**DATA SHOWN**
-=-=-=-=-

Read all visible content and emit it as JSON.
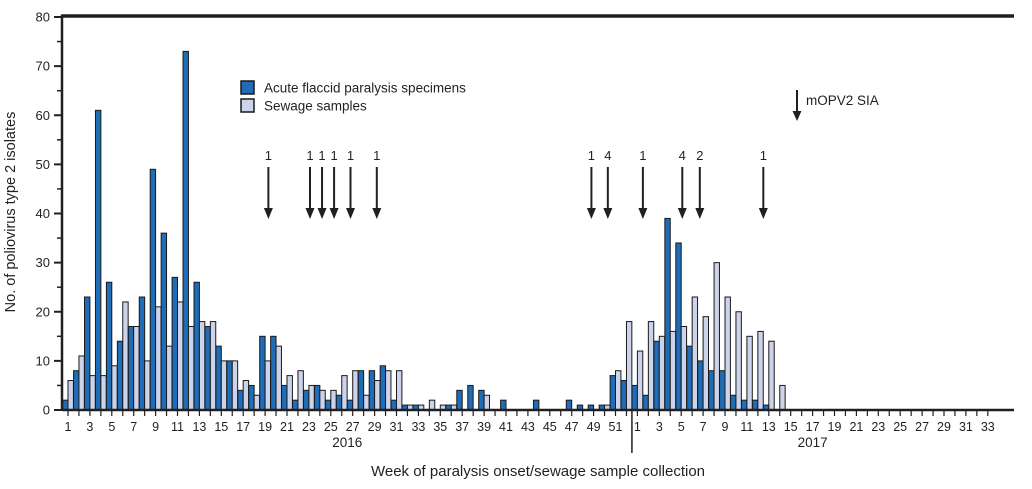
{
  "figure": {
    "y_axis_title": "No. of poliovirus type 2 isolates",
    "x_axis_title": "Week of paralysis onset/sewage sample collection",
    "colors": {
      "afp_bar": "#1f6db6",
      "sewage_bar": "#ccd3ea",
      "bar_outline": "#1a1a1a",
      "axis": "#231f20",
      "text": "#231f20"
    }
  },
  "legend": {
    "items": [
      {
        "label": "Acute flaccid paralysis specimens",
        "swatch": "afp_bar"
      },
      {
        "label": "Sewage samples",
        "swatch": "sewage_bar"
      }
    ]
  },
  "sia_annotation": {
    "label": "mOPV2 SIA"
  },
  "chart_data": {
    "type": "bar",
    "title": "",
    "xlabel": "Week of paralysis onset/sewage sample collection",
    "ylabel": "No. of poliovirus type 2 isolates",
    "ylim": [
      0,
      80
    ],
    "y_tick_interval": 10,
    "y_minor_tick_interval": 5,
    "x_tick_label_interval": 2,
    "grid": false,
    "legend_position": "inside-top-left",
    "series": [
      {
        "name": "Acute flaccid paralysis specimens",
        "key": "afp"
      },
      {
        "name": "Sewage samples",
        "key": "sewage"
      }
    ],
    "years": [
      {
        "year": "2016",
        "weeks": 52,
        "afp": [
          2,
          8,
          23,
          61,
          26,
          14,
          17,
          23,
          49,
          36,
          27,
          73,
          26,
          17,
          13,
          10,
          4,
          5,
          15,
          15,
          5,
          2,
          4,
          5,
          2,
          3,
          2,
          8,
          8,
          9,
          2,
          1,
          1,
          0,
          0,
          1,
          4,
          5,
          4,
          0,
          2,
          0,
          0,
          2,
          0,
          0,
          2,
          1,
          1,
          1,
          7,
          6
        ],
        "sewage": [
          6,
          11,
          7,
          7,
          9,
          22,
          17,
          10,
          21,
          13,
          22,
          17,
          18,
          18,
          10,
          10,
          6,
          3,
          10,
          13,
          7,
          8,
          5,
          4,
          4,
          7,
          8,
          3,
          6,
          8,
          8,
          1,
          1,
          2,
          1,
          1,
          0,
          0,
          3,
          0,
          0,
          0,
          0,
          0,
          0,
          0,
          0,
          0,
          0,
          1,
          8,
          18
        ]
      },
      {
        "year": "2017",
        "weeks": 33,
        "afp": [
          5,
          3,
          14,
          39,
          34,
          13,
          10,
          8,
          8,
          3,
          2,
          2,
          1,
          0,
          0,
          0,
          0,
          0,
          0,
          0,
          0,
          0,
          0,
          0,
          0,
          0,
          0,
          0,
          0,
          0,
          0,
          0,
          0
        ],
        "sewage": [
          12,
          18,
          15,
          16,
          17,
          23,
          19,
          30,
          23,
          20,
          15,
          16,
          14,
          5,
          0,
          0,
          0,
          0,
          0,
          0,
          0,
          0,
          0,
          0,
          0,
          0,
          0,
          0,
          0,
          0,
          0,
          0,
          0
        ]
      }
    ],
    "sia_arrows": [
      {
        "label": "1",
        "abs_week": 19.3
      },
      {
        "label": "1",
        "abs_week": 23.1
      },
      {
        "label": "1",
        "abs_week": 24.2
      },
      {
        "label": "1",
        "abs_week": 25.3
      },
      {
        "label": "1",
        "abs_week": 26.8
      },
      {
        "label": "1",
        "abs_week": 29.2
      },
      {
        "label": "1",
        "abs_week": 48.8
      },
      {
        "label": "4",
        "abs_week": 50.3
      },
      {
        "label": "1",
        "abs_week": 53.5
      },
      {
        "label": "4",
        "abs_week": 57.1
      },
      {
        "label": "2",
        "abs_week": 58.7
      },
      {
        "label": "1",
        "abs_week": 64.5
      }
    ]
  }
}
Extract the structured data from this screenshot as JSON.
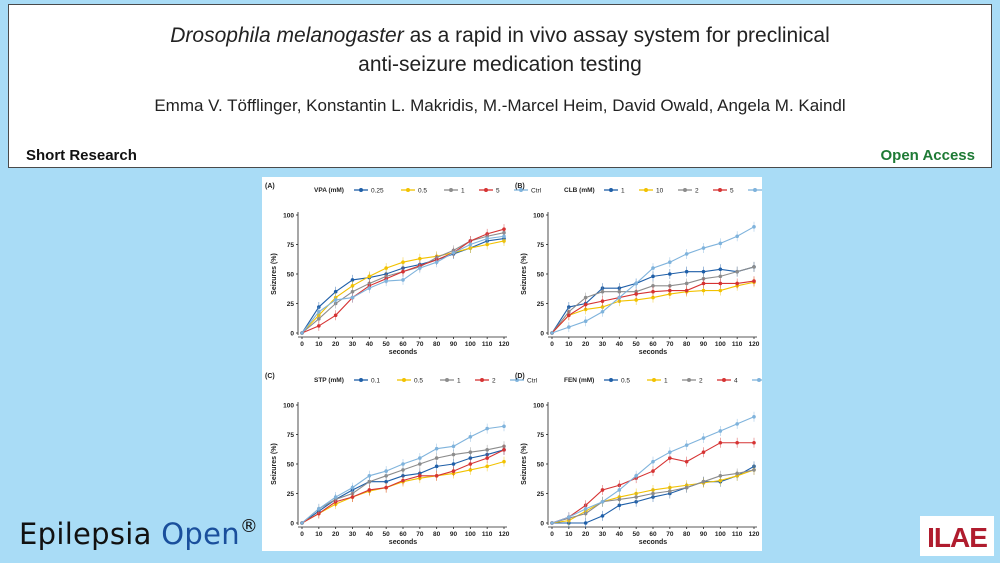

-=-=-=-=-

**YOUR GOAL**
What lines in the material include the string "isolates"? Pull each one out.

**RESPONSE BELOW**
    "y_axis_title": "No. of poliovirus type 2 isolates",
    "ylabel": "No. of poliovirus type 2 isolates",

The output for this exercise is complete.